> **Given task**: Repeat word for word the passage of the matrix calculus text starting at "A Matrix calculus" and ending at "the following table.".

A Matrix calculus
Matrix calculus is a mathematical field specifically dealing with calculus for matrices and vectors. It extends traditional calculus concepts to apply to matrices and vectors that involve multidimensional data. In machine learning, statistics, and optimization problems, matrix calculus serves as an essential tool.
Note that NOT to be confused with vector calculus
First we need to identify the difference between scalar \(y\), vector \(\mathbf{y}\), and matrix \(\mathbf{Y}\).
The six kinds of derivatives that can be most neatly organized in matrix form are collected in the following table.

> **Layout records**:
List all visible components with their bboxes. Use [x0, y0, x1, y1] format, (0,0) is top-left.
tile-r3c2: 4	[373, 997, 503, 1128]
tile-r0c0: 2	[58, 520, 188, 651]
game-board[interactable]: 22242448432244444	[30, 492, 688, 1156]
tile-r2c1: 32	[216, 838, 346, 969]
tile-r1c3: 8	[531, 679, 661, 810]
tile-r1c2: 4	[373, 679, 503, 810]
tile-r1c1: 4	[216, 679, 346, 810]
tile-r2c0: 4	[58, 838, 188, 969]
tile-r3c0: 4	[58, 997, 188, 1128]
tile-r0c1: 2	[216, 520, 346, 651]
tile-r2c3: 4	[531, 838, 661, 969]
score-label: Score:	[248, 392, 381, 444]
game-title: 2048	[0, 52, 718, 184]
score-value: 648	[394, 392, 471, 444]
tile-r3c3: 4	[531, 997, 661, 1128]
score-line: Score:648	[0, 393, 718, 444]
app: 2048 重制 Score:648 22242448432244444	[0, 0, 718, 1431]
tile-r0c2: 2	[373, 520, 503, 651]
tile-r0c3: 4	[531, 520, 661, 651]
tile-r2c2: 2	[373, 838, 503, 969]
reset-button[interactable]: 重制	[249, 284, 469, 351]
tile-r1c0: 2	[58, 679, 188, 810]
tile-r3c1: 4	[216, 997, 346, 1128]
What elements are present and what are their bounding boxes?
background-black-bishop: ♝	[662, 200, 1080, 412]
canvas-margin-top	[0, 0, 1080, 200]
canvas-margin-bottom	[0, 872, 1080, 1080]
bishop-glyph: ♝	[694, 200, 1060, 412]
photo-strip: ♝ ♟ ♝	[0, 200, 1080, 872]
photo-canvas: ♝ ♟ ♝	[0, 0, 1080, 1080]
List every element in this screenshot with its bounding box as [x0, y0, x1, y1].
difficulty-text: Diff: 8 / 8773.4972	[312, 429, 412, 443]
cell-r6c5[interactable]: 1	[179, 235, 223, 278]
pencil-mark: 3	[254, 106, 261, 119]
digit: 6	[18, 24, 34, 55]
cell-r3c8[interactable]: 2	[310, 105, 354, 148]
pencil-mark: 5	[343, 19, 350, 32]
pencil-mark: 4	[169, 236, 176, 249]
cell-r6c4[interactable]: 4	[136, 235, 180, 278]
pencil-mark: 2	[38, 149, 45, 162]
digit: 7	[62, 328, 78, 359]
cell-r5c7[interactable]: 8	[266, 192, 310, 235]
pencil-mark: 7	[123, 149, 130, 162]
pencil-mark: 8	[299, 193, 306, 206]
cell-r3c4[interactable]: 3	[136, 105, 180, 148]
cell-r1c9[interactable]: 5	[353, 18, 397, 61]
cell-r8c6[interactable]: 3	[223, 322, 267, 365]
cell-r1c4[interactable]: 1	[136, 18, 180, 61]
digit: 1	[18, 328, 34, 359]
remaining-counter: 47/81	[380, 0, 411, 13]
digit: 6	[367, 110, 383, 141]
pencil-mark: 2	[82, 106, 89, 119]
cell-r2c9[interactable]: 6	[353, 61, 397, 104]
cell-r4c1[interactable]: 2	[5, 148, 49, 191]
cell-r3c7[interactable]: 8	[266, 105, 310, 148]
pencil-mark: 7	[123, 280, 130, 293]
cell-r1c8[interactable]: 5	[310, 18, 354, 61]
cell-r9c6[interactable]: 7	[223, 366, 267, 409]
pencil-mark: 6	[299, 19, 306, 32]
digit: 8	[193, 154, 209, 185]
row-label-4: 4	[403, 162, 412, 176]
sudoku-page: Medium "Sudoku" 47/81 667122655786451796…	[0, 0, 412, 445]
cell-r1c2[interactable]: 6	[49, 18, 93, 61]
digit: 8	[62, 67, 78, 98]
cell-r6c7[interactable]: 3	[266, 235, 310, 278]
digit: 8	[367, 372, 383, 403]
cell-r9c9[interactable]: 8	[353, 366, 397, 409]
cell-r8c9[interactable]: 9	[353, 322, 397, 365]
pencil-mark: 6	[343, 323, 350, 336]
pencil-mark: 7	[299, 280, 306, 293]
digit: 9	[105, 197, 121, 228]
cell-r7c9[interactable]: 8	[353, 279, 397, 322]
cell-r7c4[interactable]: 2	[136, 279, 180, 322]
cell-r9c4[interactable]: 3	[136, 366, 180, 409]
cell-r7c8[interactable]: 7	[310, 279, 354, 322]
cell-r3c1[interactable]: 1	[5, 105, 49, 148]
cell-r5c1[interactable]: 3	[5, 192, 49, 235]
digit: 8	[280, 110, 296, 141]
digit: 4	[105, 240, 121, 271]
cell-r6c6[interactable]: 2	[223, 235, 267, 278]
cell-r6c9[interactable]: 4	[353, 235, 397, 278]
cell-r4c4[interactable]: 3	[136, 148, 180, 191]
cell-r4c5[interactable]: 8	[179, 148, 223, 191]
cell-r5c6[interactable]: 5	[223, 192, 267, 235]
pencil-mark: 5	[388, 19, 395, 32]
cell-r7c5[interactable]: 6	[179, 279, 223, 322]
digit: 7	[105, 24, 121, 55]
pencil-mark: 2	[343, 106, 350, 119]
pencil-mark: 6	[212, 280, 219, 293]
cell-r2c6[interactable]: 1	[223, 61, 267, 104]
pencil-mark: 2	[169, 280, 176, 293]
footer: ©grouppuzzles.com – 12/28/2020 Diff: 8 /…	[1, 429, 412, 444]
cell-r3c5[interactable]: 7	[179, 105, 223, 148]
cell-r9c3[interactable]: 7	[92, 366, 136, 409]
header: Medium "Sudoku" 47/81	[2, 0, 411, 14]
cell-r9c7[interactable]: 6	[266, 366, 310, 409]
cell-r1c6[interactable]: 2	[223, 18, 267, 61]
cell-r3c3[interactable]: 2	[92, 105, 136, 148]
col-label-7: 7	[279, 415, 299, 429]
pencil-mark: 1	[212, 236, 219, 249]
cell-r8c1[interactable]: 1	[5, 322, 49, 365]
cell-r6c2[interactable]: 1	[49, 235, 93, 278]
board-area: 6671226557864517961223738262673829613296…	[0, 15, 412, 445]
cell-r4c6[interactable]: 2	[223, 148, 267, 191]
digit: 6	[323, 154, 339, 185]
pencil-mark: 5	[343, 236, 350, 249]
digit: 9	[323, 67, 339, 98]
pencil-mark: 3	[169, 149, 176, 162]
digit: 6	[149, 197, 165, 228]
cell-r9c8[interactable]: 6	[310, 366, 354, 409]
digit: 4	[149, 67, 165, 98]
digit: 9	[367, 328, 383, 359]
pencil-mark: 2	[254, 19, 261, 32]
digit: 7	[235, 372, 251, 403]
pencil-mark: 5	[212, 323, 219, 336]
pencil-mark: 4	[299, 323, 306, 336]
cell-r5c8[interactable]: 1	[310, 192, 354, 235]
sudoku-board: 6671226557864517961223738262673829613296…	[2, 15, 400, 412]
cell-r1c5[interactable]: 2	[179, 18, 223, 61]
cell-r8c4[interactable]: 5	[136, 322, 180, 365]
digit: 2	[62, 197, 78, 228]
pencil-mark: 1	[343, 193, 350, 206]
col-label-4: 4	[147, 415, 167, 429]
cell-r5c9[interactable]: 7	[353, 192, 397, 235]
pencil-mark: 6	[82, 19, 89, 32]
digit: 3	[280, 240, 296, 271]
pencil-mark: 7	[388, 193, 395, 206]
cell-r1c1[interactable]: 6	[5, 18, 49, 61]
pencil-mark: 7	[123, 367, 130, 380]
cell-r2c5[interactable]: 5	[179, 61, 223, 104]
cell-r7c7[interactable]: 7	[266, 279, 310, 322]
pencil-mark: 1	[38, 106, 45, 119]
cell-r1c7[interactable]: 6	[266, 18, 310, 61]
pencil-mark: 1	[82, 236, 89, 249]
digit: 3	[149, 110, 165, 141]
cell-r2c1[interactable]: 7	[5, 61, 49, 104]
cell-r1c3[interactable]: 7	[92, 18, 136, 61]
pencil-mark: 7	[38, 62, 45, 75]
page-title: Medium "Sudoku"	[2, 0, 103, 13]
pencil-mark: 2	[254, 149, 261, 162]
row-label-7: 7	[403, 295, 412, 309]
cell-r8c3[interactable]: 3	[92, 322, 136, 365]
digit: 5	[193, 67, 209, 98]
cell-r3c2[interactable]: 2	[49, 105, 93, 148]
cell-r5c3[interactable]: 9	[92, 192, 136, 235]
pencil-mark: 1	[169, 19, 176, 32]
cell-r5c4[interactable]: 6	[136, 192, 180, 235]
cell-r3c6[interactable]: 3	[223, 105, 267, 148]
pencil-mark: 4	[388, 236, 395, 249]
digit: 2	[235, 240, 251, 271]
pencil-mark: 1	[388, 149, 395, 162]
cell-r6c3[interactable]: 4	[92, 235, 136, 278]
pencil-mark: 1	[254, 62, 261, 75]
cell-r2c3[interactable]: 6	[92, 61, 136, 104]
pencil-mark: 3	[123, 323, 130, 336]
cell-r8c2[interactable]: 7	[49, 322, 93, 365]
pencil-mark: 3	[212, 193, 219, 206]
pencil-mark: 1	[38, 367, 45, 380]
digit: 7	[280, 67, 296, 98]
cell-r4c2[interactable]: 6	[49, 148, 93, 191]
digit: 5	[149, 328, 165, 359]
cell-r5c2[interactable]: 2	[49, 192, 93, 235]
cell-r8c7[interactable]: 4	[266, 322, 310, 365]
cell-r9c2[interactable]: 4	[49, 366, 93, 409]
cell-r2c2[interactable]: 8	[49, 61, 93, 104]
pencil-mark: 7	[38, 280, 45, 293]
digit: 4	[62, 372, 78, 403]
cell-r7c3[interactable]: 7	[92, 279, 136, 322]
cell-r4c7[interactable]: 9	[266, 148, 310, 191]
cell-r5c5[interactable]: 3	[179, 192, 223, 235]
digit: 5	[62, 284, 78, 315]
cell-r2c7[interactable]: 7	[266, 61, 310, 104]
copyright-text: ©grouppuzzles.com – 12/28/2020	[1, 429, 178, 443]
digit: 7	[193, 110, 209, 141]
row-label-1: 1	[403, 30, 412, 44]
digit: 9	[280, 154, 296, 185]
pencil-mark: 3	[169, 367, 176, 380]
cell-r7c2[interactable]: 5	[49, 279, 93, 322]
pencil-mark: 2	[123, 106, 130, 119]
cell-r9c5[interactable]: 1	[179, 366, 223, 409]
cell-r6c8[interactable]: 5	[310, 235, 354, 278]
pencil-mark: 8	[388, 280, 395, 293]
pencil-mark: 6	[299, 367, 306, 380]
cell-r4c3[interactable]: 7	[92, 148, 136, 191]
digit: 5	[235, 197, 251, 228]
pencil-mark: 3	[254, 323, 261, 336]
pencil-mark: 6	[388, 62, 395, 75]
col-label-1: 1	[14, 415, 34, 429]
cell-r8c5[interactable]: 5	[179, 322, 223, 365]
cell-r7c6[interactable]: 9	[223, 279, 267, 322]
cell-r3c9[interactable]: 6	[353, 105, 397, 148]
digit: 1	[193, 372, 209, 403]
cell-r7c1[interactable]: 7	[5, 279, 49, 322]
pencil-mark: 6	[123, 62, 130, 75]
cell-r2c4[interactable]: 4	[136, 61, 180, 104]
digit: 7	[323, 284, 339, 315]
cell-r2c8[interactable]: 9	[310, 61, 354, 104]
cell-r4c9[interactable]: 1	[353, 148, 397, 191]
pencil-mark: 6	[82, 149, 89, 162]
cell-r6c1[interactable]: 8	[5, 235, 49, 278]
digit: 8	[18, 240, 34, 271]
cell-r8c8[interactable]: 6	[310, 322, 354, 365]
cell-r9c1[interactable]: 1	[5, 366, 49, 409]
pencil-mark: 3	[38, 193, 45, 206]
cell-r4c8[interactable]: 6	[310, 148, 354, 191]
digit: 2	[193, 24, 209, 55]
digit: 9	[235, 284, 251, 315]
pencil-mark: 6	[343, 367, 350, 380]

> **Task result**:
A Matrix calculus
Matrix calculus is a mathematical field specifically dealing with calculus for matrices and vectors. It extends traditional calculus concepts to apply to matrices and vectors that involve multidimensional data. In machine learning, statistics, and optimization problems, matrix calculus serves as an essential tool.
Note that NOT to be confused with vector calculus
First we need to identify the difference between scalar \(y\), vector \(\mathbf{y}\), and matrix \(\mathbf{Y}\).
The six kinds of derivatives that can be most neatly organized in matrix form are collected in the following table.